CHALLENGE
Transcribe every line of the records below verbatim, omitting the pictures.

--- Begin ---

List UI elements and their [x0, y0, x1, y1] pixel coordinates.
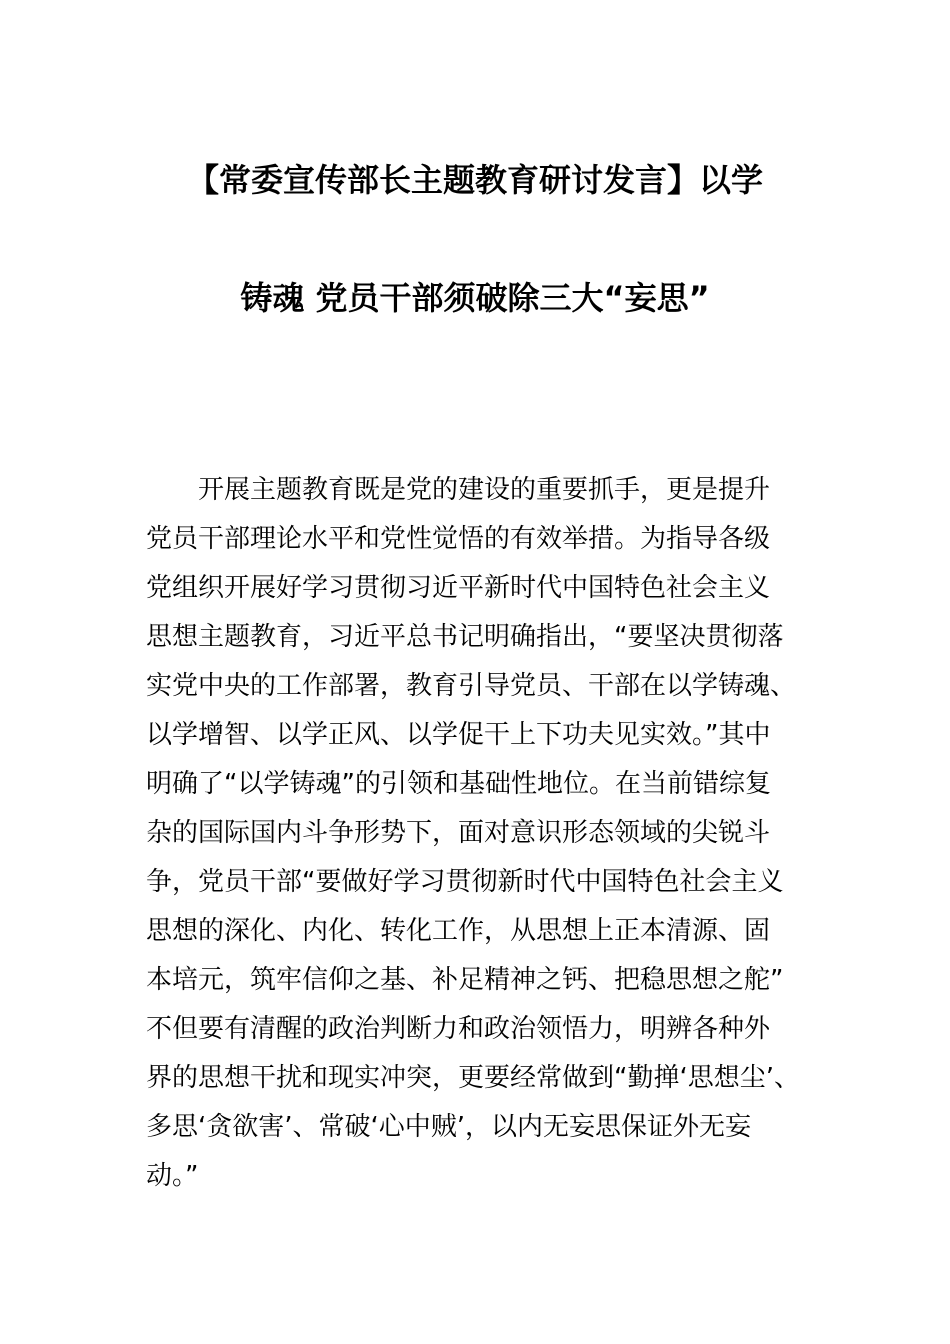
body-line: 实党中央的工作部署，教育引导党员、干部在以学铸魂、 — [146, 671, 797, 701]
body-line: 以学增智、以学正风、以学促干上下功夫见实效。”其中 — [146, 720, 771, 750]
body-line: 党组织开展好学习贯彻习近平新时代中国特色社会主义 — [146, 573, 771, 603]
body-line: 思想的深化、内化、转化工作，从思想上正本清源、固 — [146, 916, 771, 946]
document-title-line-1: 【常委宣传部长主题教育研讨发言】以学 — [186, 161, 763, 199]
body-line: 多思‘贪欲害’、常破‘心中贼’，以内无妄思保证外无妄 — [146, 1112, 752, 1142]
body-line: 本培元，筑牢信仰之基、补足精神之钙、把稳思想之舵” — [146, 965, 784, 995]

--- End ---

ANSWER TO THE PROBLEM
List UI elements and their [x0, y0, x1, y1] pixel coordinates.
body-line: 实党中央的工作部署，教育引导党员、干部在以学铸魂、 — [146, 671, 797, 701]
body-line: 以学增智、以学正风、以学促干上下功夫见实效。”其中 — [146, 720, 771, 750]
body-line: 党组织开展好学习贯彻习近平新时代中国特色社会主义 — [146, 573, 771, 603]
body-line: 思想的深化、内化、转化工作，从思想上正本清源、固 — [146, 916, 771, 946]
document-title-line-1: 【常委宣传部长主题教育研讨发言】以学 — [186, 161, 763, 199]
body-line: 多思‘贪欲害’、常破‘心中贼’，以内无妄思保证外无妄 — [146, 1112, 752, 1142]
body-line: 本培元，筑牢信仰之基、补足精神之钙、把稳思想之舵” — [146, 965, 784, 995]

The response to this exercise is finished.